GIVEN INSTRUCTION: Can you quote the records below in full, word for word?

** Start INPUT MATERIAL **

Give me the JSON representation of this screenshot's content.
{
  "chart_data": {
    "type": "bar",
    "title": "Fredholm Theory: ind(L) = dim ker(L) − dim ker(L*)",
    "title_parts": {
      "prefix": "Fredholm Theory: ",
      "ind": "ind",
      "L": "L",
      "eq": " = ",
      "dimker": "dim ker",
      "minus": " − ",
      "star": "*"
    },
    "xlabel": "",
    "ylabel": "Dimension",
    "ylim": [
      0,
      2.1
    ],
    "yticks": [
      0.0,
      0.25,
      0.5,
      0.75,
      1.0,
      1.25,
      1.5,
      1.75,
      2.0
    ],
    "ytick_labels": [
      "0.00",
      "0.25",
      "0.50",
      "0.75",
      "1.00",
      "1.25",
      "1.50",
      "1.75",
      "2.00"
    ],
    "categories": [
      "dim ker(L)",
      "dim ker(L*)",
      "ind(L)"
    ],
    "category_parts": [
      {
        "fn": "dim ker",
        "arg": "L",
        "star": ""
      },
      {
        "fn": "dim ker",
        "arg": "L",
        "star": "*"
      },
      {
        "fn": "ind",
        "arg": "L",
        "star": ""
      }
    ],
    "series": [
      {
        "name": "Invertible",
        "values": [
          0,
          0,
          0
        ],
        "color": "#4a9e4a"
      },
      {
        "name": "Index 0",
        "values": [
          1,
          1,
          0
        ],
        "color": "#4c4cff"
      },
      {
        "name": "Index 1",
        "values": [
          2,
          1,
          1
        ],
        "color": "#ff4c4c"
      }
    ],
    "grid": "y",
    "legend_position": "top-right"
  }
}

** End INPUT MATERIAL **

COMPLETE RESPONSE:
Give me the JSON representation of this screenshot's content.
{
  "chart_data": {
    "type": "bar",
    "title": "Fredholm Theory: ind(L) = dim ker(L) − dim ker(L*)",
    "title_parts": {
      "prefix": "Fredholm Theory: ",
      "ind": "ind",
      "L": "L",
      "eq": " = ",
      "dimker": "dim ker",
      "minus": " − ",
      "star": "*"
    },
    "xlabel": "",
    "ylabel": "Dimension",
    "ylim": [
      0,
      2.1
    ],
    "yticks": [
      0.0,
      0.25,
      0.5,
      0.75,
      1.0,
      1.25,
      1.5,
      1.75,
      2.0
    ],
    "ytick_labels": [
      "0.00",
      "0.25",
      "0.50",
      "0.75",
      "1.00",
      "1.25",
      "1.50",
      "1.75",
      "2.00"
    ],
    "categories": [
      "dim ker(L)",
      "dim ker(L*)",
      "ind(L)"
    ],
    "category_parts": [
      {
        "fn": "dim ker",
        "arg": "L",
        "star": ""
      },
      {
        "fn": "dim ker",
        "arg": "L",
        "star": "*"
      },
      {
        "fn": "ind",
        "arg": "L",
        "star": ""
      }
    ],
    "series": [
      {
        "name": "Invertible",
        "values": [
          0,
          0,
          0
        ],
        "color": "#4a9e4a"
      },
      {
        "name": "Index 0",
        "values": [
          1,
          1,
          0
        ],
        "color": "#4c4cff"
      },
      {
        "name": "Index 1",
        "values": [
          2,
          1,
          1
        ],
        "color": "#ff4c4c"
      }
    ],
    "grid": "y",
    "legend_position": "top-right"
  }
}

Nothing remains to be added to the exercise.